• [Task prompt]
Which lines in the records below contain the word "with"? Copy each of them.
** Begin The data **
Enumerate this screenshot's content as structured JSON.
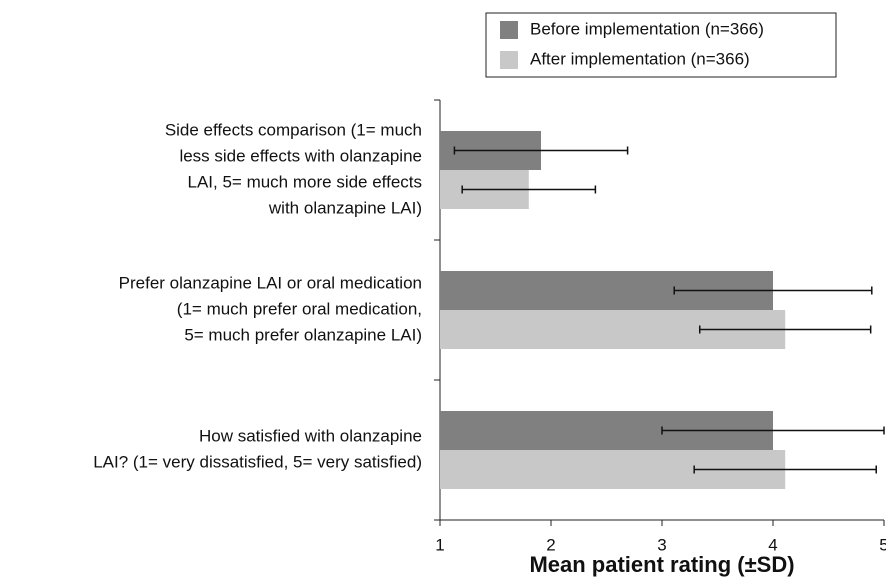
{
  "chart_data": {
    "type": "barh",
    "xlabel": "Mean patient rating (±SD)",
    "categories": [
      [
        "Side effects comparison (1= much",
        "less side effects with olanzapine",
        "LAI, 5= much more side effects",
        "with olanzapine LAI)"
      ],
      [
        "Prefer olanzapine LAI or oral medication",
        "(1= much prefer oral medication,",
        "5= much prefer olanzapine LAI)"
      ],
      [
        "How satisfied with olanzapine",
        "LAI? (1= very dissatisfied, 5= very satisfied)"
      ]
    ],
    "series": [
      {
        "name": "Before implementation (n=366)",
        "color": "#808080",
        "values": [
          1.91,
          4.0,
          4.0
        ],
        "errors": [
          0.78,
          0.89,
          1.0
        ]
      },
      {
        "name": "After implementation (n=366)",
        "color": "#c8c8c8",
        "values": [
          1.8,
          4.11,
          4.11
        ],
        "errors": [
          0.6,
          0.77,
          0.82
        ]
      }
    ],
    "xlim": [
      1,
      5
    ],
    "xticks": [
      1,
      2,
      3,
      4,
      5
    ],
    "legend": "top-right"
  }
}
** End The data **
• [Exercise response]
        "less side effects with olanzapine",
        "with olanzapine LAI)"
        "How satisfied with olanzapine",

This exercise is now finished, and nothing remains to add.